Dataset listings of figures
# # #

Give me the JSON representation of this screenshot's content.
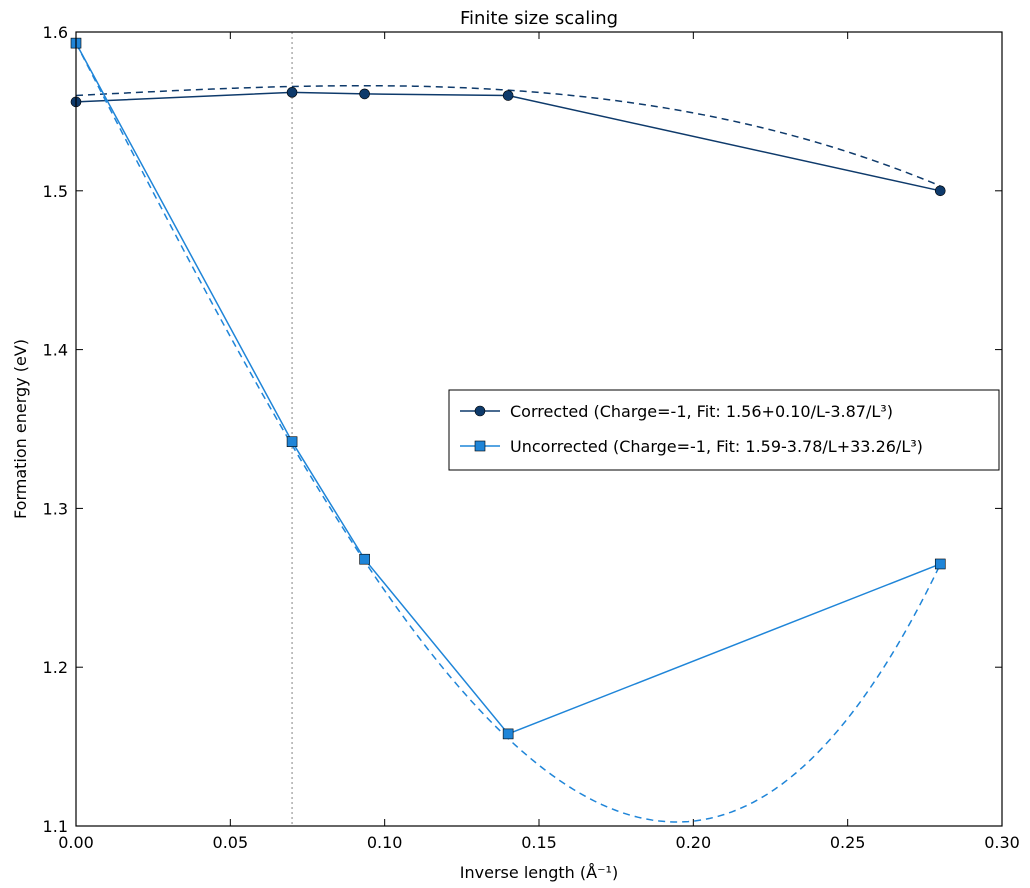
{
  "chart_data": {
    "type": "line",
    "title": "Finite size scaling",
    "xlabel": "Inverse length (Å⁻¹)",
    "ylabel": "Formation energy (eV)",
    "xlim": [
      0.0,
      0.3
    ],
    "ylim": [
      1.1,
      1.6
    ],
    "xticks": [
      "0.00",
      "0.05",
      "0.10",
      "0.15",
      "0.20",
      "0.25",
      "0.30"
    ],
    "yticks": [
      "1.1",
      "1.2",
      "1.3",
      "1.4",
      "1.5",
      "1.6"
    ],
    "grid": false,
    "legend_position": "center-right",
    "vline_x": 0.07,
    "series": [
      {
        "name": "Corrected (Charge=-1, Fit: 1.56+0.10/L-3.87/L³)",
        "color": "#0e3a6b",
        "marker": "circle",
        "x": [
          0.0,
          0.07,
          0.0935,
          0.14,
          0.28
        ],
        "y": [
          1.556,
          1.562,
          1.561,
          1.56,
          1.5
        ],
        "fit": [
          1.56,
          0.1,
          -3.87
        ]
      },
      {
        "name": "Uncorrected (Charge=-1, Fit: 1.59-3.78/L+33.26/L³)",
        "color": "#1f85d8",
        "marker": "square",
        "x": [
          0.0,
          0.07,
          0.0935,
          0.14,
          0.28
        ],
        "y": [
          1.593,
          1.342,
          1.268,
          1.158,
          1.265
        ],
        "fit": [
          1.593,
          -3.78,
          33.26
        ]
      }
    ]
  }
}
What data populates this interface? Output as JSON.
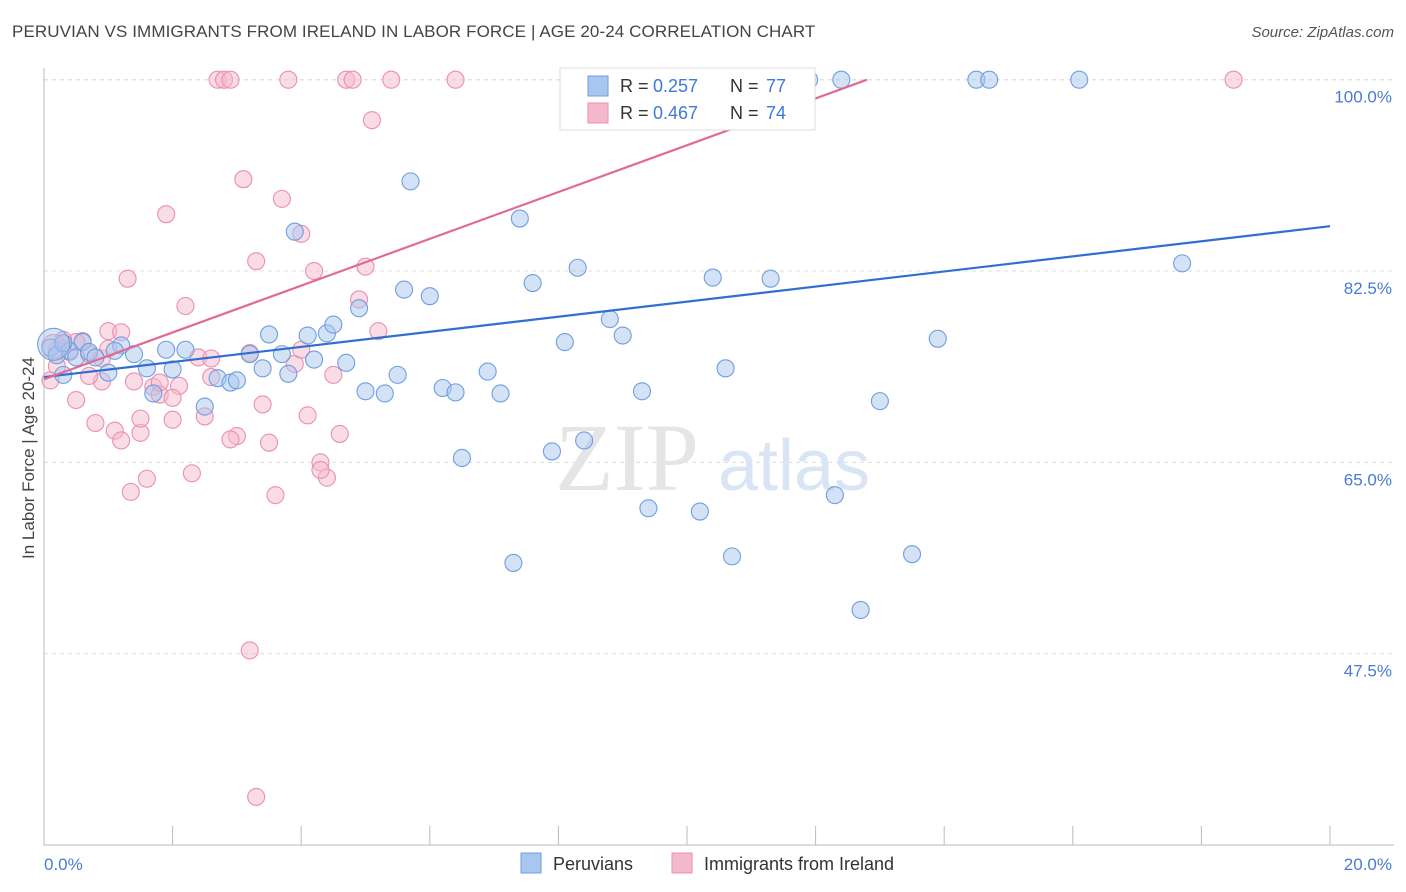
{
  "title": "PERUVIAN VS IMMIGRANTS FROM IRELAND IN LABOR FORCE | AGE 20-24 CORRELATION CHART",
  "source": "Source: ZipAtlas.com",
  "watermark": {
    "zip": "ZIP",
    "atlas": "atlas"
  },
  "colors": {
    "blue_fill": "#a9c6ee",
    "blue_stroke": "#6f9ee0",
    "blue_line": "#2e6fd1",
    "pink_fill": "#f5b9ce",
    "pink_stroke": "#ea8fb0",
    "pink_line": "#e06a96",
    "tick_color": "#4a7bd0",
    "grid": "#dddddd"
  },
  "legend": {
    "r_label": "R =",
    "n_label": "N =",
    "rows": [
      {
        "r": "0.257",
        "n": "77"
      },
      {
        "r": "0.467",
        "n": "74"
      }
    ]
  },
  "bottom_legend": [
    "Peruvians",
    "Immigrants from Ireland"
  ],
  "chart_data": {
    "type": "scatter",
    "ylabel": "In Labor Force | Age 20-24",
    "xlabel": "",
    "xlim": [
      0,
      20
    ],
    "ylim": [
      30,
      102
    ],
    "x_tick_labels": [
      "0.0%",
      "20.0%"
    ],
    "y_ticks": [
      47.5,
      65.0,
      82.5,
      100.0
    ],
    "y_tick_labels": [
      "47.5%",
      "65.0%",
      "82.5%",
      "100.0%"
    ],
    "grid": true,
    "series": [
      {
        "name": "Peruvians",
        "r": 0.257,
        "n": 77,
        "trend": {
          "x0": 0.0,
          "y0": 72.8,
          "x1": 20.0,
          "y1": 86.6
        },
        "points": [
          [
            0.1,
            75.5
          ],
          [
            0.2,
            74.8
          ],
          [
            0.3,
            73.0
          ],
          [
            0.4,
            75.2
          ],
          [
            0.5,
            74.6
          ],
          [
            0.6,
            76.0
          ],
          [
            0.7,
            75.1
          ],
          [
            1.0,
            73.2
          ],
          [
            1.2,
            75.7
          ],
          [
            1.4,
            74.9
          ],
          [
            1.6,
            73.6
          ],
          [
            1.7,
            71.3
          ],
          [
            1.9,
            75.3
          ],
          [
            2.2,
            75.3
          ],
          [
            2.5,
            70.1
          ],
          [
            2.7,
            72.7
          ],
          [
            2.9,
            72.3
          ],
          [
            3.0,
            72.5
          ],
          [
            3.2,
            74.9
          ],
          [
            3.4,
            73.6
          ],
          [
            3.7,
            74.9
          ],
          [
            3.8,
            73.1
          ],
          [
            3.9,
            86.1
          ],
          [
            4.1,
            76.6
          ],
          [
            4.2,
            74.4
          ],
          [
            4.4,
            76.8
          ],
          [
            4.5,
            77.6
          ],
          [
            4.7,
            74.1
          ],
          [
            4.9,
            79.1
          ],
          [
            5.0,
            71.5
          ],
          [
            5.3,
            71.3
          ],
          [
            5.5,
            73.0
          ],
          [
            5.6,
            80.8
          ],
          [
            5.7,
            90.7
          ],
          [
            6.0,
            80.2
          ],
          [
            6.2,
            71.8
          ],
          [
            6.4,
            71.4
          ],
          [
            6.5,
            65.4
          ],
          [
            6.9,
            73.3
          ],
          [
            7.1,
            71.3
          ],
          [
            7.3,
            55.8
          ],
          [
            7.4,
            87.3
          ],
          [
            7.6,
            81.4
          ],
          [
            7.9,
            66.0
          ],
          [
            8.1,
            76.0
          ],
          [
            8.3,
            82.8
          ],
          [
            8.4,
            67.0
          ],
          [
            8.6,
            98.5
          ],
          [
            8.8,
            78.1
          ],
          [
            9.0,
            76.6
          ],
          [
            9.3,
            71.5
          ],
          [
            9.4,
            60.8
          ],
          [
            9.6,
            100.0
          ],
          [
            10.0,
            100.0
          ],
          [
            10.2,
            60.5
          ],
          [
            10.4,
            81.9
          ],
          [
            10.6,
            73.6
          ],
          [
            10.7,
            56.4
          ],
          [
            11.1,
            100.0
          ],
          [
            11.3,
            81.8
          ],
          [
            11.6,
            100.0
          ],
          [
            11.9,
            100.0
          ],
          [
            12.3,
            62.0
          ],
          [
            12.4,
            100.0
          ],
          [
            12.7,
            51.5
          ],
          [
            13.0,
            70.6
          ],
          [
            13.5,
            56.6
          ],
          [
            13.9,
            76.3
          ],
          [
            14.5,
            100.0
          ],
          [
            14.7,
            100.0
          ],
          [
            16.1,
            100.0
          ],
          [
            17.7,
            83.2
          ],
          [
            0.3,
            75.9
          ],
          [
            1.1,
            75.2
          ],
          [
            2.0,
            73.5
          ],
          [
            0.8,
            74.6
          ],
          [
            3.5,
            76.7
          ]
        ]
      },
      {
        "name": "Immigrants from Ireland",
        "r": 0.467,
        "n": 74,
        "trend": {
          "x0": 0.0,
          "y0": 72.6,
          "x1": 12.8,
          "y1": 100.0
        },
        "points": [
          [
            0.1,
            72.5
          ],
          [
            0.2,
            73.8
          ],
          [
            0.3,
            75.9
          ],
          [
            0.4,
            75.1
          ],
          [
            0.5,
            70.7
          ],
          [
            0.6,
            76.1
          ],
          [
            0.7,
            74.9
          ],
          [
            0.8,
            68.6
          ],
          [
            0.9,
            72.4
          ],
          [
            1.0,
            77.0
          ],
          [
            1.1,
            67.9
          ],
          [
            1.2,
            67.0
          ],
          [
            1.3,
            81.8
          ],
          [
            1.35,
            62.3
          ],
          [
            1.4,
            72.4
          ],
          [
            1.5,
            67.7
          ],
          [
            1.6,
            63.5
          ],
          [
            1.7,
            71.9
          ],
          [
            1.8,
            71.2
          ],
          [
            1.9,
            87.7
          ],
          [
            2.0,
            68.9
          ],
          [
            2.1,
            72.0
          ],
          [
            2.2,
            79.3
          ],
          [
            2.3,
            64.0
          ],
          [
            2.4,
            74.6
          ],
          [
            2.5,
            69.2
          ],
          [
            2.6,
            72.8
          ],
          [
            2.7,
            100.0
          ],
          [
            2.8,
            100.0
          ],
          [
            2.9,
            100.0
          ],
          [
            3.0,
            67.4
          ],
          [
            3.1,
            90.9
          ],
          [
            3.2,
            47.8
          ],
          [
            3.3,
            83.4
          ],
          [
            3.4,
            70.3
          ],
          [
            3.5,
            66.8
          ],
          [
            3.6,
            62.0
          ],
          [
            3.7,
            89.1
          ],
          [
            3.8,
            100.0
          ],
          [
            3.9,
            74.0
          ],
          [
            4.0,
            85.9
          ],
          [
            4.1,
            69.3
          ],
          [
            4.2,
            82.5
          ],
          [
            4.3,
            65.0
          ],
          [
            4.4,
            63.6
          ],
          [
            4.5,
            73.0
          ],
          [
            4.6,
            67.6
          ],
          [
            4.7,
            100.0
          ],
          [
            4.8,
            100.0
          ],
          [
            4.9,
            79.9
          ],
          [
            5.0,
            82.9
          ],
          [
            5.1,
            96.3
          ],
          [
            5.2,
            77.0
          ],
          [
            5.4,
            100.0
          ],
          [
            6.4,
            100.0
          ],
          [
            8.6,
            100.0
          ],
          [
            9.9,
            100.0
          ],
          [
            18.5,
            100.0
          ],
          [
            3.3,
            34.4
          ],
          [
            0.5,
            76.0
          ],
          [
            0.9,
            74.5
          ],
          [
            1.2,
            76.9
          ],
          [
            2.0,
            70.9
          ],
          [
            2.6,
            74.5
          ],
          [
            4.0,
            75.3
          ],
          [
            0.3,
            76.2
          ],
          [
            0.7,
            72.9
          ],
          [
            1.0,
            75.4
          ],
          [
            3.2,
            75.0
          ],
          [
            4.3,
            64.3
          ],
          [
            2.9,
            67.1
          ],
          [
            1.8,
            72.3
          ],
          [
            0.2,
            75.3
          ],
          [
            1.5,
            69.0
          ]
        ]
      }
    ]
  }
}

# # #

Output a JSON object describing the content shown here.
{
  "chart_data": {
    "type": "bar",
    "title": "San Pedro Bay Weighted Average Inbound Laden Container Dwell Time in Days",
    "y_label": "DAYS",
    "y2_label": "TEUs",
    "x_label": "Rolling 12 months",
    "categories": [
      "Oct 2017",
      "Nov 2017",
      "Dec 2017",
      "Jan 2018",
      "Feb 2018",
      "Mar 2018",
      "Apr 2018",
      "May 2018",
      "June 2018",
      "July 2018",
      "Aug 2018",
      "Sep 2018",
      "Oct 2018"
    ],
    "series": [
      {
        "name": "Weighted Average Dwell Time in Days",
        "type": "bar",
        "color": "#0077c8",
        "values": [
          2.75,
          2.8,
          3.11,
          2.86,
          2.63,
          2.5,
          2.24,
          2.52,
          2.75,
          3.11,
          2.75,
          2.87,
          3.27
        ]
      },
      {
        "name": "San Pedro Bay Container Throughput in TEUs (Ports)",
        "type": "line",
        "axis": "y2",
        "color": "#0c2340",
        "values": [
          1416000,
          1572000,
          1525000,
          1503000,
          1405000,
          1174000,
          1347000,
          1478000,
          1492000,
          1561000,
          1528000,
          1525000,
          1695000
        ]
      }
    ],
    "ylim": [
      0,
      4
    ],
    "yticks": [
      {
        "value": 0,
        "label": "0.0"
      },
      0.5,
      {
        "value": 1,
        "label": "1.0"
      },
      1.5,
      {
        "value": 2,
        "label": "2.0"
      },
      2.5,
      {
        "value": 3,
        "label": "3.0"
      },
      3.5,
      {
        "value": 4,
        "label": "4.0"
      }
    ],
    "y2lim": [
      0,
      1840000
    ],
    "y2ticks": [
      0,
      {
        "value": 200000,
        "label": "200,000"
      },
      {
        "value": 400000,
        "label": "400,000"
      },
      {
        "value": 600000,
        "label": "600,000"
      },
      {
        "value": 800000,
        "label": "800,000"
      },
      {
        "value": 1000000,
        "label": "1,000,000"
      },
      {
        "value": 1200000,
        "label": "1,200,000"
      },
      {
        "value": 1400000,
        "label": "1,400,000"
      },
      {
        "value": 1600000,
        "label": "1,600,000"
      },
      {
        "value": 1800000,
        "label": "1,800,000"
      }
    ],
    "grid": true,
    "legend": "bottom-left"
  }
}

# # #

Search the lines above for the string "TEUs", then show every one that has it.

COMPLETE OUTPUT:
    "y2_label": "TEUs",
        "name": "San Pedro Bay Container Throughput in TEUs (Ports)",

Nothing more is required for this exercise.